**Task directions**
In the biography below, copy the passage starting at "Before that, my" and ending at "accelerating quantitative biology.", replacing "cancer cells" with "tumor cells".

++++ Selected extract

I am an engineer and mathematician turned quantitative biologist.
In 2018, I joined Institut Pasteur in Paris as a tenured research engineer. I am part of the InBio team, led by Gregory Batt. We try to invent new ways of investigating cellular processes, using optogenetic control, optimal experimental design, and lab automation.
Previously, I did a postdoc at Imperial College London with Sam Marguerat and Vahid Shahrezaei. I worked with fission yeast (S. pombe), a nice model organism that we use to address fundamental questions about the interplay between growth, cell size and gene expression. I was combining experiments (continuous culture, genetic engineering, single-cell microscopy) with mathematical and computational modeling.
Before that, my PhD work was purely computational, yet highly data-driven. I was then at Inria, Paris working with Dirk Drasdo and Gregory Batt. One main topic of my PhD work was to investigate in-silico the molecular mechanisms behind the resistance of cancer cells to the death ligand TRAIL. To do that, I developped a cell-based (each cell is represented individually) multi-scale (cellular decisions are controlled by biochemical reaction pathways simulated in each cell) approach to model the dynamics of cell populations.
I am very enthusiastic about the automation of biological experiments (at all scales of cost and throughput). Together with a formal, model-based representation of cells and experiments, I think we have a winning combination for accelerating quantitative biology.

++++++++
++++ Given entries

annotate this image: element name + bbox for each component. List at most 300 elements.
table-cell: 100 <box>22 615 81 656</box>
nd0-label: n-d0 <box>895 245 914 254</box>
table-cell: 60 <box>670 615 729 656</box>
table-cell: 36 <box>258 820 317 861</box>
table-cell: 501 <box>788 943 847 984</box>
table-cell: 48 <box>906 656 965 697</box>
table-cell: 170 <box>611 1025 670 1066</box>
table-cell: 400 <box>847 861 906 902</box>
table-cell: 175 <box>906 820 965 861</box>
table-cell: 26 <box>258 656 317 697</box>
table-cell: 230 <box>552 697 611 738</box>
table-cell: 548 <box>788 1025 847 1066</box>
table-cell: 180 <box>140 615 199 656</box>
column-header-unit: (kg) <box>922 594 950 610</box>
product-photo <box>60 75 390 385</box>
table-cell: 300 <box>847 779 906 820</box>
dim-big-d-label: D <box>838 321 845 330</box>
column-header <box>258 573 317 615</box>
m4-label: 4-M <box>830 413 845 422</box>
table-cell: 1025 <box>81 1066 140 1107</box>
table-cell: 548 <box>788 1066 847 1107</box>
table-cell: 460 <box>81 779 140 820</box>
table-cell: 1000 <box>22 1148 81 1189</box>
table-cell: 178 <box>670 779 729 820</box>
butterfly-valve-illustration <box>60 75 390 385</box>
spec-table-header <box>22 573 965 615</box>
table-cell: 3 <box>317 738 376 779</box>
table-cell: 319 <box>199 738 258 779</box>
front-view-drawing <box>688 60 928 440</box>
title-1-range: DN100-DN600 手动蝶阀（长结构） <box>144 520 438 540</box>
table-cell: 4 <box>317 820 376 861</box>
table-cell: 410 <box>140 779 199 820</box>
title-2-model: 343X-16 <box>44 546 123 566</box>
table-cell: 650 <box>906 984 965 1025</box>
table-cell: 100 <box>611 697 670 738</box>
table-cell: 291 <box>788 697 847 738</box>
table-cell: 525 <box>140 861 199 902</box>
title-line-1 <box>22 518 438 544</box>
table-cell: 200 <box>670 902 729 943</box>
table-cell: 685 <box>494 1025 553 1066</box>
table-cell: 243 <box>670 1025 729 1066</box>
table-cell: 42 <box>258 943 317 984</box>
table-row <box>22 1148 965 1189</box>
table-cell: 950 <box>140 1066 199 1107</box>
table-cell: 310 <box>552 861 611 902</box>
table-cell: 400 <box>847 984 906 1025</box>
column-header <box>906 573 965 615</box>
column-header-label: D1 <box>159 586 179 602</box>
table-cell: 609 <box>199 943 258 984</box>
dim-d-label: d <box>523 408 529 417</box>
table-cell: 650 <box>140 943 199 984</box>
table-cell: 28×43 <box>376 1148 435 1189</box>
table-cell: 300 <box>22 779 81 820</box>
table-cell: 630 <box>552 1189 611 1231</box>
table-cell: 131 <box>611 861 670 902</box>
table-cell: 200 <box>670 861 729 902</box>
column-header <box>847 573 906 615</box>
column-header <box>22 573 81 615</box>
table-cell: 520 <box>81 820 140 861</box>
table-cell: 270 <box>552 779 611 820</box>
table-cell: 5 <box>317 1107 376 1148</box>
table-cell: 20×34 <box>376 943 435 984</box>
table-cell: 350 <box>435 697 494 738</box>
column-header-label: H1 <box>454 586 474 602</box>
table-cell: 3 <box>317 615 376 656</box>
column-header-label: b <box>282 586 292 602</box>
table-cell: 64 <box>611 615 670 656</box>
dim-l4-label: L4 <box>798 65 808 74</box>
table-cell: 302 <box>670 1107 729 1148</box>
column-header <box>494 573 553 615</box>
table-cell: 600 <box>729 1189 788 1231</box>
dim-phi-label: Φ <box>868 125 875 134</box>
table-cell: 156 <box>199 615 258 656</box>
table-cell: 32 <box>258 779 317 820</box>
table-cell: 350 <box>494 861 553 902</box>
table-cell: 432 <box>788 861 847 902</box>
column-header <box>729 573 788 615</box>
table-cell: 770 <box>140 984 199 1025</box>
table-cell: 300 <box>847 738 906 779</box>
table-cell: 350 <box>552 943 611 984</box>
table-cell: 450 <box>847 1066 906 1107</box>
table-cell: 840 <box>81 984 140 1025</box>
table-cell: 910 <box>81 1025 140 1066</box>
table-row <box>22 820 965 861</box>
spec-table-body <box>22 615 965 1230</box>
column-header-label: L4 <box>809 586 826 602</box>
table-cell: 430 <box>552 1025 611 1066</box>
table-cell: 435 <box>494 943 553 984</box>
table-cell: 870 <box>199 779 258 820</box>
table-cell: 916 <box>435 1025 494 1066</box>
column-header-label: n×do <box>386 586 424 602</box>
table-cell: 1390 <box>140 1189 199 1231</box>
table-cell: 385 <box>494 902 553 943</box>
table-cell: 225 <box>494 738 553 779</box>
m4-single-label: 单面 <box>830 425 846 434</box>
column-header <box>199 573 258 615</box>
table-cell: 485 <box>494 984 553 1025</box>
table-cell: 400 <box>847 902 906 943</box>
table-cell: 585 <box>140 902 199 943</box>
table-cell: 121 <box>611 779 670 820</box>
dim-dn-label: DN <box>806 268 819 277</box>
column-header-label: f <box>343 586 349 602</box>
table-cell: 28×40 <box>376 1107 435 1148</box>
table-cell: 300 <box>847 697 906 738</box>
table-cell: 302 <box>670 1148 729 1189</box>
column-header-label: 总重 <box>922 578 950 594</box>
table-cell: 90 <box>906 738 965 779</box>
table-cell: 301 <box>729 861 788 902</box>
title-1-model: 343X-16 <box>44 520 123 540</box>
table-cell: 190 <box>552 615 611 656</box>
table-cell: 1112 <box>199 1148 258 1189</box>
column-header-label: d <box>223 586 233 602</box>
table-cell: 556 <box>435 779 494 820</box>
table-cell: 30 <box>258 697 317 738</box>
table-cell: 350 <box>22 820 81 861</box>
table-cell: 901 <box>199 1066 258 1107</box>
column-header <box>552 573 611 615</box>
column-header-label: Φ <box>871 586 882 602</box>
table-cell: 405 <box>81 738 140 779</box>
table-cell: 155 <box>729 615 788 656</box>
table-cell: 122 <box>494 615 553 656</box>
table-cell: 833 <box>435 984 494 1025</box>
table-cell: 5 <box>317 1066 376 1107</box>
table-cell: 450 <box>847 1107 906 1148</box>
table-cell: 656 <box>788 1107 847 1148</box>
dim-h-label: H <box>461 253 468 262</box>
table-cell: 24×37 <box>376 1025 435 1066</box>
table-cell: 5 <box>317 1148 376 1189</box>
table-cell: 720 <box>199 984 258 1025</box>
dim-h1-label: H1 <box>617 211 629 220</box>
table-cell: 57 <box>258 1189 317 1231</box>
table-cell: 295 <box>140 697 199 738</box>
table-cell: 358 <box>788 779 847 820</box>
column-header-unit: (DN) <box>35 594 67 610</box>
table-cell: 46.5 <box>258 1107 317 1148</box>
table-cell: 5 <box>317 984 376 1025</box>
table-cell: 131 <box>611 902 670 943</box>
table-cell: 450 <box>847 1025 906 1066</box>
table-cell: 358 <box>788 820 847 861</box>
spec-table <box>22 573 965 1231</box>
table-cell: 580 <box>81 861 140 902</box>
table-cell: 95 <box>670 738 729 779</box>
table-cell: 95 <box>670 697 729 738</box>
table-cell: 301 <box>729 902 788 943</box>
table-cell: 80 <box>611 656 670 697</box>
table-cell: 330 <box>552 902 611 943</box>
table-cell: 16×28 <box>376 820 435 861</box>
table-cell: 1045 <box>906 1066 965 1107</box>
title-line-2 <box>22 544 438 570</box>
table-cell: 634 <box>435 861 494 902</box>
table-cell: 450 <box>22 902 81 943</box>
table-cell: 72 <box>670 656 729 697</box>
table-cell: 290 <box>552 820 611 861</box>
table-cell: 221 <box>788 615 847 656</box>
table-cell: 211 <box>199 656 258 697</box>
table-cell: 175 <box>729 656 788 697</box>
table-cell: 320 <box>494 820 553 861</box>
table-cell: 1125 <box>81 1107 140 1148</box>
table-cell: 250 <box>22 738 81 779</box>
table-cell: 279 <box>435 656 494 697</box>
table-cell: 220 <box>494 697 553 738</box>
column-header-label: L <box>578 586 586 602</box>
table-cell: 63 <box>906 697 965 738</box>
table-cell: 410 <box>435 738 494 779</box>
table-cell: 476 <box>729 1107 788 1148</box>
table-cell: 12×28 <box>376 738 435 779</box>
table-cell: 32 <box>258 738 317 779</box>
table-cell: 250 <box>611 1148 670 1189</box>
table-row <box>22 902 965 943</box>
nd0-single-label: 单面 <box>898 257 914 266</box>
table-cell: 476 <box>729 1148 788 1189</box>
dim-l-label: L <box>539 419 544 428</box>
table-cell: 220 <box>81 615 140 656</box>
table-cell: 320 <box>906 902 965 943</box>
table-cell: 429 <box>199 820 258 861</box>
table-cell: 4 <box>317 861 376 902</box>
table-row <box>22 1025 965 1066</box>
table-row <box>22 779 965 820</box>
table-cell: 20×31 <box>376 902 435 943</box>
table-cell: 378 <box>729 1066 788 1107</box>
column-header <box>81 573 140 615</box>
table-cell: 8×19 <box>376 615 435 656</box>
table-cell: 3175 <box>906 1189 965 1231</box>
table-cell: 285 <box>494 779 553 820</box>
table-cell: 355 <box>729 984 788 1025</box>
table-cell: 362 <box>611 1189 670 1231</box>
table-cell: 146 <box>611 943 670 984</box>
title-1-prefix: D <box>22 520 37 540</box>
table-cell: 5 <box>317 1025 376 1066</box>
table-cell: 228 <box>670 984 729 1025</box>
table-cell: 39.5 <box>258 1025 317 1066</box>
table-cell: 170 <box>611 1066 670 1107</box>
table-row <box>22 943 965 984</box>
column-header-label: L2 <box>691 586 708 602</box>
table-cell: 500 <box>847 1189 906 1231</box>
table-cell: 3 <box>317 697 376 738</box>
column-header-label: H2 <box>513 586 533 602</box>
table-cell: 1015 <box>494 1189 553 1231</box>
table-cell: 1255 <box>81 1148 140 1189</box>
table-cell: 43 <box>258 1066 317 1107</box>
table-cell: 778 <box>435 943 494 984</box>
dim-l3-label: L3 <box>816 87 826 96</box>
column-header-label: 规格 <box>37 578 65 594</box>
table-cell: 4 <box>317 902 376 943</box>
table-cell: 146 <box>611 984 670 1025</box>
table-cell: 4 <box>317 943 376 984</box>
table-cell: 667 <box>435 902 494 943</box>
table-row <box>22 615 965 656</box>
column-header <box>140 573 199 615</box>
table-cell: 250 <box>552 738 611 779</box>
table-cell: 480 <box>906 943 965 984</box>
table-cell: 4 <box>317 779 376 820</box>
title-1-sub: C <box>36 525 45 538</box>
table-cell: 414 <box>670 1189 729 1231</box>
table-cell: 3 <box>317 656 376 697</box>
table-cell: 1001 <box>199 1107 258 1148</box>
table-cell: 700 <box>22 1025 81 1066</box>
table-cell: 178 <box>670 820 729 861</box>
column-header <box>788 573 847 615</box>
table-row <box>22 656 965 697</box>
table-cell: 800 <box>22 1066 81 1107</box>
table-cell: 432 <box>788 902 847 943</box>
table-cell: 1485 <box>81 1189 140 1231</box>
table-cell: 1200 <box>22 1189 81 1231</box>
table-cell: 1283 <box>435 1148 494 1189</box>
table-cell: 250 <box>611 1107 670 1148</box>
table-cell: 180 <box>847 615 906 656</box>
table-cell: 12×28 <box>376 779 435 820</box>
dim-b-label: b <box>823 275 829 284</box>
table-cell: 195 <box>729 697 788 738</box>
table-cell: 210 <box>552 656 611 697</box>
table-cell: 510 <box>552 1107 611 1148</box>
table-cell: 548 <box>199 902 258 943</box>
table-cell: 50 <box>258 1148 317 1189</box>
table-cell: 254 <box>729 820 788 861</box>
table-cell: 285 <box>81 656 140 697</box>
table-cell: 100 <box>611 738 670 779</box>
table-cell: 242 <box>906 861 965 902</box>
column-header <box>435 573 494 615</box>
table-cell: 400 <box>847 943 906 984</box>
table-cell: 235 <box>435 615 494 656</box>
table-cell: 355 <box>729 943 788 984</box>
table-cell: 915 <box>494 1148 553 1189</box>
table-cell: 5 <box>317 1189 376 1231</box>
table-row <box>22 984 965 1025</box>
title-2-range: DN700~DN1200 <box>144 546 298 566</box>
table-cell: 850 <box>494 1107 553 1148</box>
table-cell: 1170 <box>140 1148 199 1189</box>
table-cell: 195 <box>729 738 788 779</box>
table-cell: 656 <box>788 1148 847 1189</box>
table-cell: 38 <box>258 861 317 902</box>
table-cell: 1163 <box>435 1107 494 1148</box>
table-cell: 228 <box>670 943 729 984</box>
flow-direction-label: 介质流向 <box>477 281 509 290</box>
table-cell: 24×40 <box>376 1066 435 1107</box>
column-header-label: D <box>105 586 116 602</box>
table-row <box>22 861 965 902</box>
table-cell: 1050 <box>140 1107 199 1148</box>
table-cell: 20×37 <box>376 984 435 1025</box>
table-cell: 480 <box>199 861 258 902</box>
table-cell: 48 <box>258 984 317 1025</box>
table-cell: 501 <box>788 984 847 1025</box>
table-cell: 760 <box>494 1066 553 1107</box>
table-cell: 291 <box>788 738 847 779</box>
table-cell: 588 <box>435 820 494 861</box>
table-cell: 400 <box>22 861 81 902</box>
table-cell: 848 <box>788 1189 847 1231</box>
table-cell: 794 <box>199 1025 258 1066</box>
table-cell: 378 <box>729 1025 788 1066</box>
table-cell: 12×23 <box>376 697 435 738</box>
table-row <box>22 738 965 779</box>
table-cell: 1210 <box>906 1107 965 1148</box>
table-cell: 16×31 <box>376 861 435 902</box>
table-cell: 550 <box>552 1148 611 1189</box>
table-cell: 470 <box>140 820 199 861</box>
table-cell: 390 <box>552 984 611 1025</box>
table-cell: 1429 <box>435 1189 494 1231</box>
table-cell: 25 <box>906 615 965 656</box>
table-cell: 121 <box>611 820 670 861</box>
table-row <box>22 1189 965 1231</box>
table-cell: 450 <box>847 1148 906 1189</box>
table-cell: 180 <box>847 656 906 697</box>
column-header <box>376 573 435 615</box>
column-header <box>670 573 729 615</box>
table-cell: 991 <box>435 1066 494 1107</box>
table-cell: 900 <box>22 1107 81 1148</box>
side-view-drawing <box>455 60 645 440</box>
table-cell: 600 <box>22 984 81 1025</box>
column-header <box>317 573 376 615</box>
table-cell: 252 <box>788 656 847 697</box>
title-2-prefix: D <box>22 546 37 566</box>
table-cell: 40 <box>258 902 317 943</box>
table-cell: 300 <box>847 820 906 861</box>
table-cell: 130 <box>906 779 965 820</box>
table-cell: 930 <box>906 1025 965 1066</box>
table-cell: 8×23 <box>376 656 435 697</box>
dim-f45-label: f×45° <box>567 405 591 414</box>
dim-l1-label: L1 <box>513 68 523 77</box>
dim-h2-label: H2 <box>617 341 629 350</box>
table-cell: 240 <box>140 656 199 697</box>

++++++++

**Result of the task**
Before that, my PhD work was purely computational, yet highly data-driven. I was then at Inria, Paris working with Dirk Drasdo and Gregory Batt. One main topic of my PhD work was to investigate in-silico the molecular mechanisms behind the resistance of tumor cells to the death ligand TRAIL. To do that, I developped a cell-based (each cell is represented individually) multi-scale (cellular decisions are controlled by biochemical reaction pathways simulated in each cell) approach to model the dynamics of cell populations.
I am very enthusiastic about the automation of biological experiments (at all scales of cost and throughput). Together with a formal, model-based representation of cells and experiments, I think we have a winning combination for accelerating quantitative biology.